- **EXERCISE TASK**: Take all the material and copy it exactly.

- **Stored data**:
## Begin

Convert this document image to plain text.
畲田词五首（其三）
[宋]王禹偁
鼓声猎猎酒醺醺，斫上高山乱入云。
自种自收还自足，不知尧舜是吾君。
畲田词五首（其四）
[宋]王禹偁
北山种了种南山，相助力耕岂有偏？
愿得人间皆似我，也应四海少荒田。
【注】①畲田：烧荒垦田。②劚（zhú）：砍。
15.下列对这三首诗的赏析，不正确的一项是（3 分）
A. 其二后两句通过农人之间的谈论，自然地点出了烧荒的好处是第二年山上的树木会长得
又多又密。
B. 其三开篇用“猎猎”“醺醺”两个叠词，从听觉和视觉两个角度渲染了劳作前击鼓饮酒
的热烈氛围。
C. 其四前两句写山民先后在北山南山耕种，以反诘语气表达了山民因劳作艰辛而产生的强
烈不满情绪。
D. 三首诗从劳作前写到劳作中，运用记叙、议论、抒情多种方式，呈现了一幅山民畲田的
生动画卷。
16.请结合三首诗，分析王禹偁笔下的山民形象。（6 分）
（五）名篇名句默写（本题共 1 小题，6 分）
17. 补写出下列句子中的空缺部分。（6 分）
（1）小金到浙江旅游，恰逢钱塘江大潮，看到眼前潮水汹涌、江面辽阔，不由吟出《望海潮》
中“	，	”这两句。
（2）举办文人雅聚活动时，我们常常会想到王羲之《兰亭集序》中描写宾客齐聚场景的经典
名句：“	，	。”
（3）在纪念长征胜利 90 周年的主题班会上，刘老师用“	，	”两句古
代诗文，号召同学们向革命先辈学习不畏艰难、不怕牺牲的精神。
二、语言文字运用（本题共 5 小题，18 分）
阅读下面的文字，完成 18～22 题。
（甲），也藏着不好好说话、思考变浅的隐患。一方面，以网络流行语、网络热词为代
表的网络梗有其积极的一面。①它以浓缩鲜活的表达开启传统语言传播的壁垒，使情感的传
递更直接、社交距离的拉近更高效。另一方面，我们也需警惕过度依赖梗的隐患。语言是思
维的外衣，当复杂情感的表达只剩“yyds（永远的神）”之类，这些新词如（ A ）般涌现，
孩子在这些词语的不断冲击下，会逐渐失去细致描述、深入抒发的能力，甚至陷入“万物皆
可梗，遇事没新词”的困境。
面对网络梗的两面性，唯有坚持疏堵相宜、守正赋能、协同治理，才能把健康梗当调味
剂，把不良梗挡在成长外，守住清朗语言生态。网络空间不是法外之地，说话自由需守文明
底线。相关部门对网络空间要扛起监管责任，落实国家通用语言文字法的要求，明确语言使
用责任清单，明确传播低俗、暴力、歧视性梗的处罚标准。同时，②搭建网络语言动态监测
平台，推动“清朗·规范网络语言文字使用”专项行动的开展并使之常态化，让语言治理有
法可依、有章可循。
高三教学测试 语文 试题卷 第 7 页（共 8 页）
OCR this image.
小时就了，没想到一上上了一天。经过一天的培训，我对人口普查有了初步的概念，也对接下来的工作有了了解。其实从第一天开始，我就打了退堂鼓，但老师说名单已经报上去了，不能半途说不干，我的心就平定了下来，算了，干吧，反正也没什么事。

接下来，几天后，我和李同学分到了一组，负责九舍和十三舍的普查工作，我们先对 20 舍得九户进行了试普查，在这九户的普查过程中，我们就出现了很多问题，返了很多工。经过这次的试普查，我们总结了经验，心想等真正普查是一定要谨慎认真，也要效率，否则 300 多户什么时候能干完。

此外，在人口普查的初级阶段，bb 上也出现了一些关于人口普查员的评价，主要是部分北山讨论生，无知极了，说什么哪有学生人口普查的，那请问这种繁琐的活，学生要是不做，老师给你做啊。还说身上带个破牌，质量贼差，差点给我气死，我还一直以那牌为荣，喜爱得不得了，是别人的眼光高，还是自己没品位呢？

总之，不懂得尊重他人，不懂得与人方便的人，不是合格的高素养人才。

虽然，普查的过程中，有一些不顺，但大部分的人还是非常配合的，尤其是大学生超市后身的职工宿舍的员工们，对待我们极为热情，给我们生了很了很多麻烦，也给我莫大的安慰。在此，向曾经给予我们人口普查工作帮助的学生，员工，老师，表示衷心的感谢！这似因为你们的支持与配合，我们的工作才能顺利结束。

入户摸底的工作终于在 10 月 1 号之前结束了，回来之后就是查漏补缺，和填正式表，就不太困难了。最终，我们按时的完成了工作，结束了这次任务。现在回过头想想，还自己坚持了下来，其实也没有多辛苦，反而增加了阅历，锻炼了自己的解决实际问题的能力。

## End

- **SOLUTION TO THIS EXERCISE**:
Convert this document image to plain text.
畲田词五首（其三）
[宋]王禹偁
鼓声猎猎酒醺醺，斫上高山乱入云。
自种自收还自足，不知尧舜是吾君。
畲田词五首（其四）
[宋]王禹偁
北山种了种南山，相助力耕岂有偏？
愿得人间皆似我，也应四海少荒田。
【注】①畲田：烧荒垦田。②劚（zhú）：砍。
15.下列对这三首诗的赏析，不正确的一项是（3 分）
A. 其二后两句通过农人之间的谈论，自然地点出了烧荒的好处是第二年山上的树木会长得
又多又密。
B. 其三开篇用“猎猎”“醺醺”两个叠词，从听觉和视觉两个角度渲染了劳作前击鼓饮酒
的热烈氛围。
C. 其四前两句写山民先后在北山南山耕种，以反诘语气表达了山民因劳作艰辛而产生的强
烈不满情绪。
D. 三首诗从劳作前写到劳作中，运用记叙、议论、抒情多种方式，呈现了一幅山民畲田的
生动画卷。
16.请结合三首诗，分析王禹偁笔下的山民形象。（6 分）
（五）名篇名句默写（本题共 1 小题，6 分）
17. 补写出下列句子中的空缺部分。（6 分）
（1）小金到浙江旅游，恰逢钱塘江大潮，看到眼前潮水汹涌、江面辽阔，不由吟出《望海潮》
中“	，	”这两句。
（2）举办文人雅聚活动时，我们常常会想到王羲之《兰亭集序》中描写宾客齐聚场景的经典
名句：“	，	。”
（3）在纪念长征胜利 90 周年的主题班会上，刘老师用“	，	”两句古
代诗文，号召同学们向革命先辈学习不畏艰难、不怕牺牲的精神。
二、语言文字运用（本题共 5 小题，18 分）
阅读下面的文字，完成 18～22 题。
（甲），也藏着不好好说话、思考变浅的隐患。一方面，以网络流行语、网络热词为代
表的网络梗有其积极的一面。①它以浓缩鲜活的表达开启传统语言传播的壁垒，使情感的传
递更直接、社交距离的拉近更高效。另一方面，我们也需警惕过度依赖梗的隐患。语言是思
维的外衣，当复杂情感的表达只剩“yyds（永远的神）”之类，这些新词如（ A ）般涌现，
孩子在这些词语的不断冲击下，会逐渐失去细致描述、深入抒发的能力，甚至陷入“万物皆
可梗，遇事没新词”的困境。
面对网络梗的两面性，唯有坚持疏堵相宜、守正赋能、协同治理，才能把健康梗当调味
剂，把不良梗挡在成长外，守住清朗语言生态。网络空间不是法外之地，说话自由需守文明
底线。相关部门对网络空间要扛起监管责任，落实国家通用语言文字法的要求，明确语言使
用责任清单，明确传播低俗、暴力、歧视性梗的处罚标准。同时，②搭建网络语言动态监测
平台，推动“清朗·规范网络语言文字使用”专项行动的开展并使之常态化，让语言治理有
法可依、有章可循。
高三教学测试 语文 试题卷 第 7 页（共 8 页）
OCR this image.
小时就了，没想到一上上了一天。经过一天的培训，我对人口普查有了初步的概念，也对接下来的工作有了了解。其实从第一天开始，我就打了退堂鼓，但老师说名单已经报上去了，不能半途说不干，我的心就平定了下来，算了，干吧，反正也没什么事。

接下来，几天后，我和李同学分到了一组，负责九舍和十三舍的普查工作，我们先对 20 舍得九户进行了试普查，在这九户的普查过程中，我们就出现了很多问题，返了很多工。经过这次的试普查，我们总结了经验，心想等真正普查是一定要谨慎认真，也要效率，否则 300 多户什么时候能干完。

此外，在人口普查的初级阶段，bb 上也出现了一些关于人口普查员的评价，主要是部分北山讨论生，无知极了，说什么哪有学生人口普查的，那请问这种繁琐的活，学生要是不做，老师给你做啊。还说身上带个破牌，质量贼差，差点给我气死，我还一直以那牌为荣，喜爱得不得了，是别人的眼光高，还是自己没品位呢？

总之，不懂得尊重他人，不懂得与人方便的人，不是合格的高素养人才。

虽然，普查的过程中，有一些不顺，但大部分的人还是非常配合的，尤其是大学生超市后身的职工宿舍的员工们，对待我们极为热情，给我们生了很了很多麻烦，也给我莫大的安慰。在此，向曾经给予我们人口普查工作帮助的学生，员工，老师，表示衷心的感谢！这似因为你们的支持与配合，我们的工作才能顺利结束。

入户摸底的工作终于在 10 月 1 号之前结束了，回来之后就是查漏补缺，和填正式表，就不太困难了。最终，我们按时的完成了工作，结束了这次任务。现在回过头想想，还自己坚持了下来，其实也没有多辛苦，反而增加了阅历，锻炼了自己的解决实际问题的能力。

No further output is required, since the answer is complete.